To be done: Within the records that follow, find every line containing the string "Burned". Copy those lines.

---------- Supplied data

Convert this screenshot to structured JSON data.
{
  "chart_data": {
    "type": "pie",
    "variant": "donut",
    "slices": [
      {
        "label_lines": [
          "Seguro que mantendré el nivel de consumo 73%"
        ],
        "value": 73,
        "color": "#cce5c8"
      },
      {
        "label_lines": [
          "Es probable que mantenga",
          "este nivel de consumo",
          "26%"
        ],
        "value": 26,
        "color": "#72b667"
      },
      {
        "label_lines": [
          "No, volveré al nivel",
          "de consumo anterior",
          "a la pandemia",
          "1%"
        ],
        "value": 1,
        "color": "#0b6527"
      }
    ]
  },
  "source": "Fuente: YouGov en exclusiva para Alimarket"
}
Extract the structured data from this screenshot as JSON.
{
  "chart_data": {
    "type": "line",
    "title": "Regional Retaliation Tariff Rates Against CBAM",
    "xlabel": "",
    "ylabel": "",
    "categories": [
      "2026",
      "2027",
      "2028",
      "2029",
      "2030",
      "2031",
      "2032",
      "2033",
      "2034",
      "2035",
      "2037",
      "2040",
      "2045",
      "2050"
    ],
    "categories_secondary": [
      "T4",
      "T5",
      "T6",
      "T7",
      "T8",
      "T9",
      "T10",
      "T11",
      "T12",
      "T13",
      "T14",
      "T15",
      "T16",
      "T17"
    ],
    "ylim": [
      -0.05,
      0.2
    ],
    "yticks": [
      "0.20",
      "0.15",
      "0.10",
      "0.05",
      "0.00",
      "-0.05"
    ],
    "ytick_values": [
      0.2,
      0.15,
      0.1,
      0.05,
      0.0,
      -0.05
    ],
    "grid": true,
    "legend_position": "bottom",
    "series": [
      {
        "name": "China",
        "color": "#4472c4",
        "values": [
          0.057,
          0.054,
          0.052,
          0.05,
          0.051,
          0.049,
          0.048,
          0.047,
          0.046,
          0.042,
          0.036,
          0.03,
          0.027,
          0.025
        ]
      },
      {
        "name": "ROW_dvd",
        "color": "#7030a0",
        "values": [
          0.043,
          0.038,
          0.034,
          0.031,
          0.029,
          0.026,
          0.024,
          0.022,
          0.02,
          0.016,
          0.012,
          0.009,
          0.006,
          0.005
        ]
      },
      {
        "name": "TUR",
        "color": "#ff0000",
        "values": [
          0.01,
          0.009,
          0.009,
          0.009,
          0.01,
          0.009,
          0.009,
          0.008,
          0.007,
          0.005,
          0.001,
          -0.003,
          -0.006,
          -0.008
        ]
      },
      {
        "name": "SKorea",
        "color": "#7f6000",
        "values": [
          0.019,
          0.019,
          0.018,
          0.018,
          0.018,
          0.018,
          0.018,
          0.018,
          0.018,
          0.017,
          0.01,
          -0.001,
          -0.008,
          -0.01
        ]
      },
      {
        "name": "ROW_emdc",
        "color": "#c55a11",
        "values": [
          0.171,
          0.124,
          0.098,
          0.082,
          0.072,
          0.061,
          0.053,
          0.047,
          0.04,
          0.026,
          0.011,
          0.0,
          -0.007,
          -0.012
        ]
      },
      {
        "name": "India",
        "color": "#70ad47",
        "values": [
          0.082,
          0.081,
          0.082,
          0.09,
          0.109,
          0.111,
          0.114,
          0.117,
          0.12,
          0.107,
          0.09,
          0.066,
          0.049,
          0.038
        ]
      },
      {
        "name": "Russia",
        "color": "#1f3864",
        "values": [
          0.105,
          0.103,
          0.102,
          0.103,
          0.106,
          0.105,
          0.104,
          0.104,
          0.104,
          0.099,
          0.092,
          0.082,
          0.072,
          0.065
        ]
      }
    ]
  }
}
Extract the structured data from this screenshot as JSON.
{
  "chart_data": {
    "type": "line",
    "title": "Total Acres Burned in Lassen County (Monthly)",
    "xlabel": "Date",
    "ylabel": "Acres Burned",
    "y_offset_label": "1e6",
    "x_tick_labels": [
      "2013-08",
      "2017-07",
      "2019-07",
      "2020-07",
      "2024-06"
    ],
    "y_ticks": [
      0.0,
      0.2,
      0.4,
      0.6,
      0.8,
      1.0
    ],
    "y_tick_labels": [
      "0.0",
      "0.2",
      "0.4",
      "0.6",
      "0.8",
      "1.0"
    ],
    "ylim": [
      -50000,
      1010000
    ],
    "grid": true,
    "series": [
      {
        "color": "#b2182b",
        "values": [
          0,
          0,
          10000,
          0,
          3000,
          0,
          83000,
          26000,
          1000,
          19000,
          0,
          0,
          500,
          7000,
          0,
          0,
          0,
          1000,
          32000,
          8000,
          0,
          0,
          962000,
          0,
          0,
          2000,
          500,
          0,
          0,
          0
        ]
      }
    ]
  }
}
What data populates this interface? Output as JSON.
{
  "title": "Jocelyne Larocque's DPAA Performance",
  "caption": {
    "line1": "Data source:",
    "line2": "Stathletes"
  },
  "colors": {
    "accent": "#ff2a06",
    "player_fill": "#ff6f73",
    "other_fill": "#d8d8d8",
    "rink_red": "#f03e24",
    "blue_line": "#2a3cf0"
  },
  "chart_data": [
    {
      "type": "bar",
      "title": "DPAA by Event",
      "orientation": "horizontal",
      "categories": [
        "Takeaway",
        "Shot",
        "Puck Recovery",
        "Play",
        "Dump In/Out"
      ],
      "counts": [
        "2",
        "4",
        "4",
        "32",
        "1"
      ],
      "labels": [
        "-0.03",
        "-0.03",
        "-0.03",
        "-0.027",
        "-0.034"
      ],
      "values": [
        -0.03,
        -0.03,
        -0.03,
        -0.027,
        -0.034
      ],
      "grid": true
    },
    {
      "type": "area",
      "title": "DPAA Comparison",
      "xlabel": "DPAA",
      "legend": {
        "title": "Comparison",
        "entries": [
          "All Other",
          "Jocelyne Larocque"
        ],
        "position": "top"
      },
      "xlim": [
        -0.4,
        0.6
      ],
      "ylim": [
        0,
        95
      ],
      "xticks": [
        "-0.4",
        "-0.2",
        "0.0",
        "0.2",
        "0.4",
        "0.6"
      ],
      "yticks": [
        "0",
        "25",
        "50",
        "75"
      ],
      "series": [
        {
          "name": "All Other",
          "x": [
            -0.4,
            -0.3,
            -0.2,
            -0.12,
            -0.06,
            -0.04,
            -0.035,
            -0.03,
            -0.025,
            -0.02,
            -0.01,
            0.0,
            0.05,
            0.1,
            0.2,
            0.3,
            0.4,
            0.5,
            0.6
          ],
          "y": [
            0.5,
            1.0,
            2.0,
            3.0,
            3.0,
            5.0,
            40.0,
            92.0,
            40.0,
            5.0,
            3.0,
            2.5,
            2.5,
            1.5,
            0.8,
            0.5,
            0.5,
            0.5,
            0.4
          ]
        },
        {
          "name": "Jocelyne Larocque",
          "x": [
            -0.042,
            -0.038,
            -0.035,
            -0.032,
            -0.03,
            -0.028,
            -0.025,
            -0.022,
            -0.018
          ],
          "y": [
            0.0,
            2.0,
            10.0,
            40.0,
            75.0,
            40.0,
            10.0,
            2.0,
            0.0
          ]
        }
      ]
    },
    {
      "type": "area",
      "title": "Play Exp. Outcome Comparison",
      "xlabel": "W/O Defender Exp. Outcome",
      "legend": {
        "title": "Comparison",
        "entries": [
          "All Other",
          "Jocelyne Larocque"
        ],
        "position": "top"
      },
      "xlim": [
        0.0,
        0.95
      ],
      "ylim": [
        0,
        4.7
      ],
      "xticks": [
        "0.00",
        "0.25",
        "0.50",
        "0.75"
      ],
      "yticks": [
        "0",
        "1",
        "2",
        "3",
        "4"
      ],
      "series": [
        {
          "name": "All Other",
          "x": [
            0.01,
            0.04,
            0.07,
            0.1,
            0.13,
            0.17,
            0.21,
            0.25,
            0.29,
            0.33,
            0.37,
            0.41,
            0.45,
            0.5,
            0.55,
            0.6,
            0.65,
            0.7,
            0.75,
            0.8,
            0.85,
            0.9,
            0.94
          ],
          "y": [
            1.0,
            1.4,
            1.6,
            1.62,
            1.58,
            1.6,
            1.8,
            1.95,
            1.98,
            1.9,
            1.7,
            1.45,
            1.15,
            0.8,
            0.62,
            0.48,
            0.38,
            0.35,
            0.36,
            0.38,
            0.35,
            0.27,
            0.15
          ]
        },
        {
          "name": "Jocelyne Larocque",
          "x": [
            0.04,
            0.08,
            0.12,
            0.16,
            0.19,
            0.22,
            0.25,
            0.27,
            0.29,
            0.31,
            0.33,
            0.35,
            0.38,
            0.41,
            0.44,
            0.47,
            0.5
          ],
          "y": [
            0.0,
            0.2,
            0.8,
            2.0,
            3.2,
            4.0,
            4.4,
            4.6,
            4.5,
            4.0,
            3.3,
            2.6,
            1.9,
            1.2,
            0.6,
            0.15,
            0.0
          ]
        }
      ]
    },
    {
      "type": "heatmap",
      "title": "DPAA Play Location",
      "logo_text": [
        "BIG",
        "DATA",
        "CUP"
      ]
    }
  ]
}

--------------------

Full solution:
    "title": "Total Acres Burned in Lassen County (Monthly)",
    "ylabel": "Acres Burned",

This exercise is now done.